Task instructions ::
A verbatim copy of the records is required, with all pictures left out.

— begin —

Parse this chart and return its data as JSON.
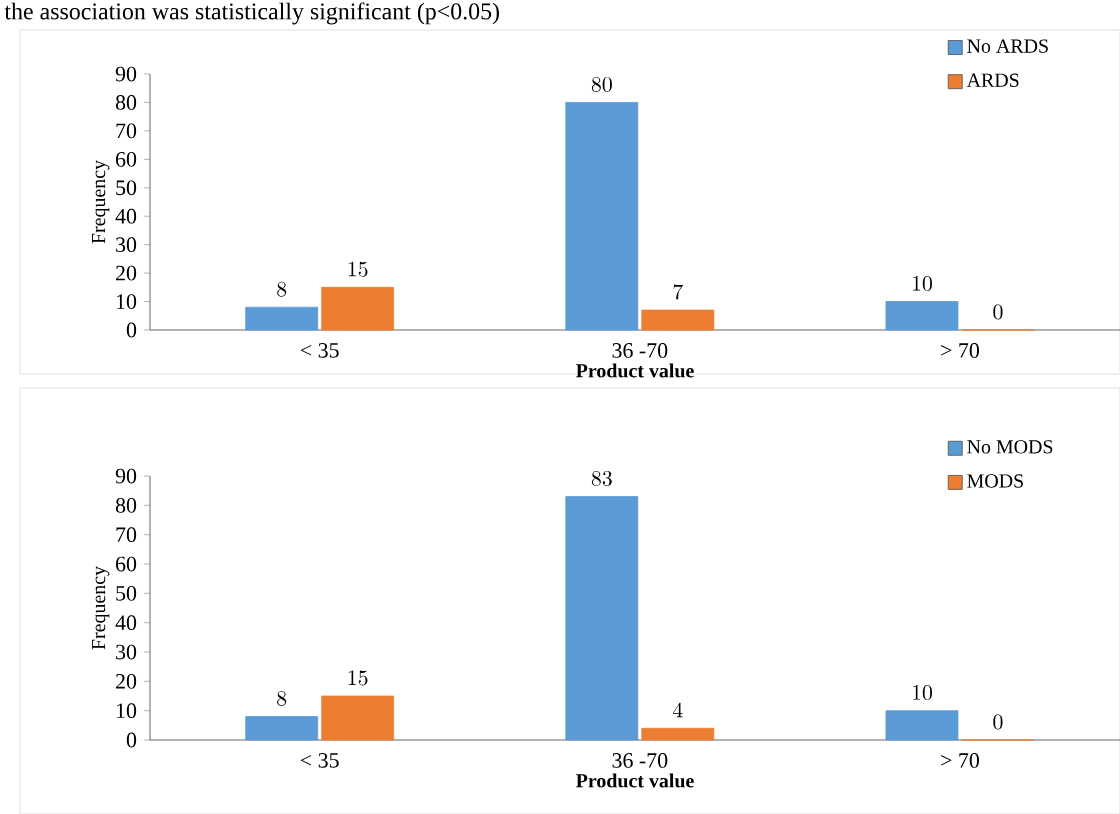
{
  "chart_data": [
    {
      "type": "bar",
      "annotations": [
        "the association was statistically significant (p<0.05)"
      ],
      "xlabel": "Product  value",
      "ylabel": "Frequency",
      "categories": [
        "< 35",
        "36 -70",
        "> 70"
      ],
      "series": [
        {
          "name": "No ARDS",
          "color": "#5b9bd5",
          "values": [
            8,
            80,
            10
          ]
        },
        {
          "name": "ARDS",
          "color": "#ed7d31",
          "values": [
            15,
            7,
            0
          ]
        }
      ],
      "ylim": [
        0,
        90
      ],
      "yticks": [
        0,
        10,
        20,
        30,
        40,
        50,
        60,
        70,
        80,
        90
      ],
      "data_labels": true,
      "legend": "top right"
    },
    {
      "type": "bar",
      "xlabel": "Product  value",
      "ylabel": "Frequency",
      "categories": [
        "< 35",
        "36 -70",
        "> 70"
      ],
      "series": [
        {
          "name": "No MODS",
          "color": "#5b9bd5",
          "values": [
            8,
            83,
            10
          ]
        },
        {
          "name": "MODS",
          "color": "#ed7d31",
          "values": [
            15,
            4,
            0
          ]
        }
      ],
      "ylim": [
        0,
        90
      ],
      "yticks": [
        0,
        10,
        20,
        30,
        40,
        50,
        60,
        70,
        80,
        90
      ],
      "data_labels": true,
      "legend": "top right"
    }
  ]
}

— end —

Reply to the task ::
Parse this chart and return its data as JSON.
{
  "chart_data": [
    {
      "type": "bar",
      "annotations": [
        "the association was statistically significant (p<0.05)"
      ],
      "xlabel": "Product  value",
      "ylabel": "Frequency",
      "categories": [
        "< 35",
        "36 -70",
        "> 70"
      ],
      "series": [
        {
          "name": "No ARDS",
          "color": "#5b9bd5",
          "values": [
            8,
            80,
            10
          ]
        },
        {
          "name": "ARDS",
          "color": "#ed7d31",
          "values": [
            15,
            7,
            0
          ]
        }
      ],
      "ylim": [
        0,
        90
      ],
      "yticks": [
        0,
        10,
        20,
        30,
        40,
        50,
        60,
        70,
        80,
        90
      ],
      "data_labels": true,
      "legend": "top right"
    },
    {
      "type": "bar",
      "xlabel": "Product  value",
      "ylabel": "Frequency",
      "categories": [
        "< 35",
        "36 -70",
        "> 70"
      ],
      "series": [
        {
          "name": "No MODS",
          "color": "#5b9bd5",
          "values": [
            8,
            83,
            10
          ]
        },
        {
          "name": "MODS",
          "color": "#ed7d31",
          "values": [
            15,
            4,
            0
          ]
        }
      ],
      "ylim": [
        0,
        90
      ],
      "yticks": [
        0,
        10,
        20,
        30,
        40,
        50,
        60,
        70,
        80,
        90
      ],
      "data_labels": true,
      "legend": "top right"
    }
  ]
}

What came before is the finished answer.